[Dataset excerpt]
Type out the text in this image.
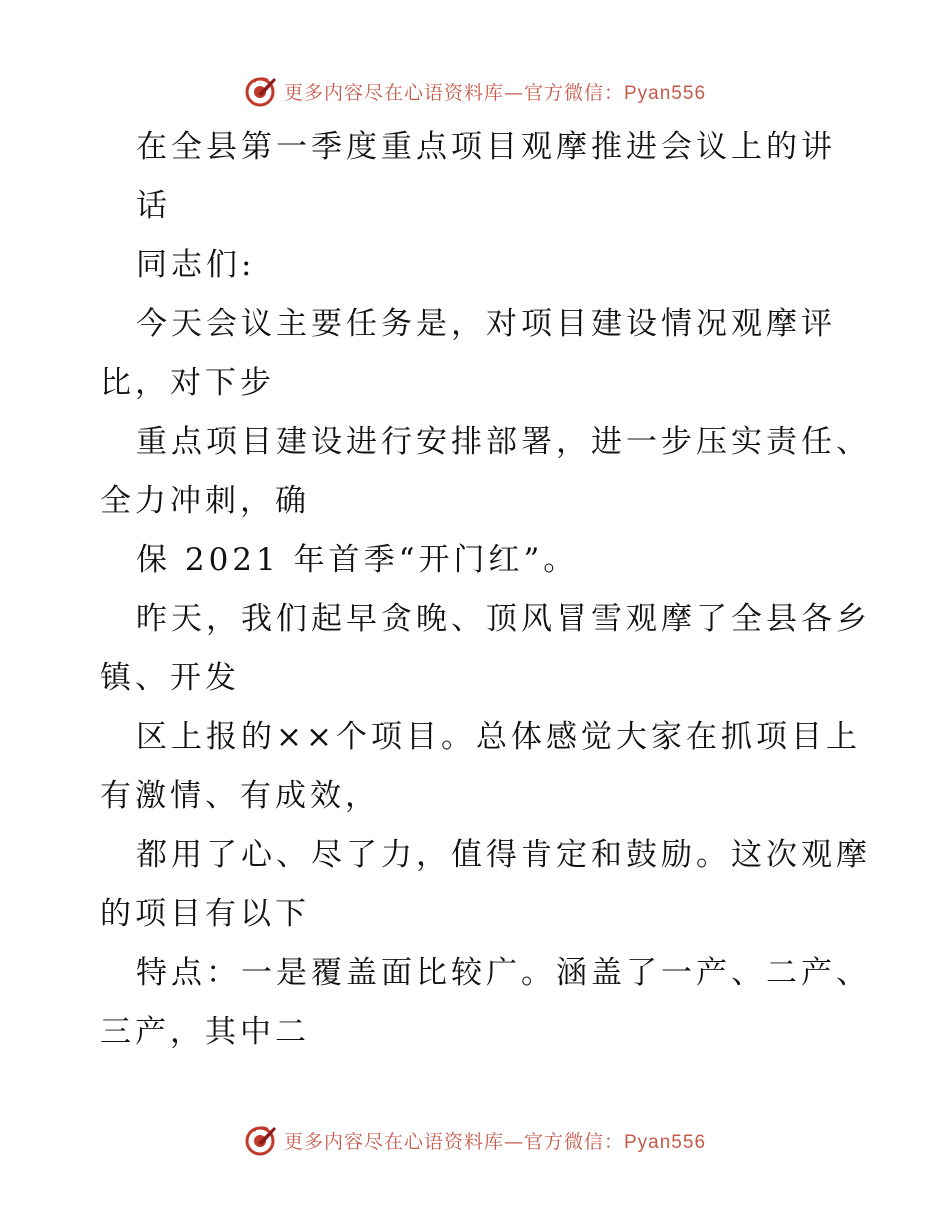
更多内容尽在心语资料库—官方微信：Pyan556
在全县第一季度重点项目观摩推进会议上的讲
话
同志们:
今天会议主要任务是，对项目建设情况观摩评
比，对下步
重点项目建设进行安排部署，进一步压实责任、
全力冲刺，确
保 2021 年首季“开门红”。
昨天，我们起早贪晚、顶风冒雪观摩了全县各乡
镇、开发
区上报的××个项目。总体感觉大家在抓项目上
有激情、有成效，
都用了心、尽了力，值得肯定和鼓励。这次观摩
的项目有以下
特点：一是覆盖面比较广。涵盖了一产、二产、
三产，其中二
更多内容尽在心语资料库—官方微信：Pyan556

- **Short problem**:
Leave out the pictures and output every record above precisely as given.

- **Answer**:
Type out the text in this image.
更多内容尽在心语资料库—官方微信：Pyan556
在全县第一季度重点项目观摩推进会议上的讲
话
同志们:
今天会议主要任务是，对项目建设情况观摩评
比，对下步
重点项目建设进行安排部署，进一步压实责任、
全力冲刺，确
保 2021 年首季“开门红”。
昨天，我们起早贪晚、顶风冒雪观摩了全县各乡
镇、开发
区上报的××个项目。总体感觉大家在抓项目上
有激情、有成效，
都用了心、尽了力，值得肯定和鼓励。这次观摩
的项目有以下
特点：一是覆盖面比较广。涵盖了一产、二产、
三产，其中二
更多内容尽在心语资料库—官方微信：Pyan556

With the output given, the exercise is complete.